Texto do exercício —
------------------------------------------------------------------------

O Brasil invadindo o mundo

Foi na primeira vez que saí do Brasil, na década de 70.

Pensando na viagem eu me preocupava que teria que alterar todos os meus hábitos, a pasta de dentes, a comida, ia ser uma total reviravolta na minha vida.

Qual nada! Chegando a Orly fui recebido pela Shell do Brasil logo no aeroporto. Depois logo se apresentou a Philips do Brasil, a Colgate do Brasil, todas sorridentes dando-me boas vindas ao espaço brasileiro no mundo.

Minha primeira visita a um supermercado também foi inicialmente estressante. Que comida iria comprar e qual não foi a surpresa de encontra o leite “ninho”, claro, os fraceses traduziram o leite em pó brasileiro que chamavam de “nid”, mas a lata era a mesma, e ao lado o nescafé do Brasil, e tinha mesmo na lata a informação de que era de café do Brasil ou da Colômbia. Eu estava mesmo em casa.

Logo comprei uma bicicleta “monark do Brasil” com que me deslocava do centro de Grenoble até Saint Martin d’Hers onde ficava a universidade sempre me assustando com os ônibus da Scania Vabis do Brasil que faziam o transporte na cidade.

O Brasil invandindo o mundo? nem tanto!  Quando Delmiro Gouveia tentou invadir o mundo com a sua fábrica de linhas que já havia tomado toda a América Latina a partir da pequena cidade que então se chamava Pedra, e que ele havia eletrificado com uma hidrelétrica tocada com as águas do Velho Chico, a inglesa que dominava o setor tentou comprar-lhe a fábrica e como ele se recusasse, logo foi assassinado, as linhas inglesas compraram a fábrica dos herdeiros de Delmiro Gouveia e deram-se ao cuidado de quebrar as máquinas em pedaços e jogar os pedaços dentro do Rio São Francisco.  Tuod que restou de Delmiro Gouveira, um empreendedor de verdade, foi que trocaram o nome da cidade, Pedra, que hoje se chama Delmiro Gouveia.

É preciso acordar, não somos nós que preciamos do resto do munto, são eles é que precisam da nossa terra, da nossa gente (para pagar baixos salários), dos nossos produtos (para lhes serem vendidos como matéria prima e depois retornar “beneficiados”), do nosso petróleo que a Petrobrás descobriu, localizou, mapeou dentro do espírito de que o “petróleo é nosso” como gritava a Emília, a boneca revolucionaria de  Monteiro Lobato.

Não precisamos invadir o mundo, basta-nos virar as costas para eles, civilizadamente.

------------------------------------------------------------------------

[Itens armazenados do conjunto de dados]
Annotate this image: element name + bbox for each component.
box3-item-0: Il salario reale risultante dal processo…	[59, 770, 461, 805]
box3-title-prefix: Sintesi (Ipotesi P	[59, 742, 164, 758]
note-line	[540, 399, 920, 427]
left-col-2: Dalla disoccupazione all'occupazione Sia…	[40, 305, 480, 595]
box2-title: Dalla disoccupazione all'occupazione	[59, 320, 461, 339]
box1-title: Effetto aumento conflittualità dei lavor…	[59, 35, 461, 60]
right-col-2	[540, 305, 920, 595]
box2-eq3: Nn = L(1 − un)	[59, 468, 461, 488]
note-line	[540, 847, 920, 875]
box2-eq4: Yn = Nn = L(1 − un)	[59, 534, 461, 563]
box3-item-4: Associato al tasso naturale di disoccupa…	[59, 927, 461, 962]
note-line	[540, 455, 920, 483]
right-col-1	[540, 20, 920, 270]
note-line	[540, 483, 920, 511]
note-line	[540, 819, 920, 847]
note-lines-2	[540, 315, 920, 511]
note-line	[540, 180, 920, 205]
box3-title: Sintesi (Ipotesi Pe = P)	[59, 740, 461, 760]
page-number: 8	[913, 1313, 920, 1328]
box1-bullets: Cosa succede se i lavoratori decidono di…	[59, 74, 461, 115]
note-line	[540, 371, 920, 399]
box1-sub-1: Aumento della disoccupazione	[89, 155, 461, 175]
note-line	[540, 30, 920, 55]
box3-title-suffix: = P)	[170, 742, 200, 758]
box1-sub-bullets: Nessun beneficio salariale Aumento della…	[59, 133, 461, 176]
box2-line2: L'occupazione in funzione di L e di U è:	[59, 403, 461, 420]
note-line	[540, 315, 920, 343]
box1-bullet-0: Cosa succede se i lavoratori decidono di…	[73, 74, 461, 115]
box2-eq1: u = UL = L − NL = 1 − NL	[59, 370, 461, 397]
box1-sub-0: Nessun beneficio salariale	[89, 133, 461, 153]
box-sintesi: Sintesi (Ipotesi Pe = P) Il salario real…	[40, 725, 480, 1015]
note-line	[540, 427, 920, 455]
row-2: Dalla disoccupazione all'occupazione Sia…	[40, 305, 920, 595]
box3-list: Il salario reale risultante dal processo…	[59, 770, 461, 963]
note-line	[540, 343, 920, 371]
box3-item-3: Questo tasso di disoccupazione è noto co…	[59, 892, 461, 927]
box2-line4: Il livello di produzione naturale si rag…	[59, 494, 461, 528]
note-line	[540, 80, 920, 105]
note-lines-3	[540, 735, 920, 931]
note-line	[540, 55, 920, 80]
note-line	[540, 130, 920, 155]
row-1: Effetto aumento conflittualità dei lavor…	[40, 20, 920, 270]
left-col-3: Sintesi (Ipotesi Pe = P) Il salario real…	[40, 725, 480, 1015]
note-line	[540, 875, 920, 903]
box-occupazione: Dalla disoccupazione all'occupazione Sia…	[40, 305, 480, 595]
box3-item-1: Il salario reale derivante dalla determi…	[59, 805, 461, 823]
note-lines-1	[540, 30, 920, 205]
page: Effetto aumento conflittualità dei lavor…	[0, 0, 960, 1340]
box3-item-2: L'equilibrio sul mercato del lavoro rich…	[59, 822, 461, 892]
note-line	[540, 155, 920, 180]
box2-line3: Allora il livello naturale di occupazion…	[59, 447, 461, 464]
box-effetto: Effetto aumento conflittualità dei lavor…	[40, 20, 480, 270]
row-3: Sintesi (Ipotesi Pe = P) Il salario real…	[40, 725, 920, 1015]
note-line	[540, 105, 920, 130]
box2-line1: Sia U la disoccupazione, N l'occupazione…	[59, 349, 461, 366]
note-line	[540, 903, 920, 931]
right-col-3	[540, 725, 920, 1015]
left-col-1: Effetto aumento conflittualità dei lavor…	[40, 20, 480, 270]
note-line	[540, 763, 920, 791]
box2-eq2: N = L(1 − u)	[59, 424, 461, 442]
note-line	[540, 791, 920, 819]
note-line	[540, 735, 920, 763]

------------------------------------------------------------------------

Conjunto de tarefas —
(a) De acordo com o texto, entre quais lugares quem narra se deslocava de bicicleta?
(b) Por favor, reproduza palavra por palavra o trecho do texto que começa em "Qual nada! Chegando" e termina em "brasileiro no mundo.".

Respostas por tarefa —
(a) Do centro de Grenoble até Saint Martin d’Hers, onde ficava a universidade.

(b)
Qual nada! Chegando a Orly fui recebido pela Shell do Brasil logo no aeroporto. Depois logo se apresentou a Philips do Brasil, a Colgate do Brasil, todas sorridentes dando-me boas vindas ao espaço brasileiro no mundo.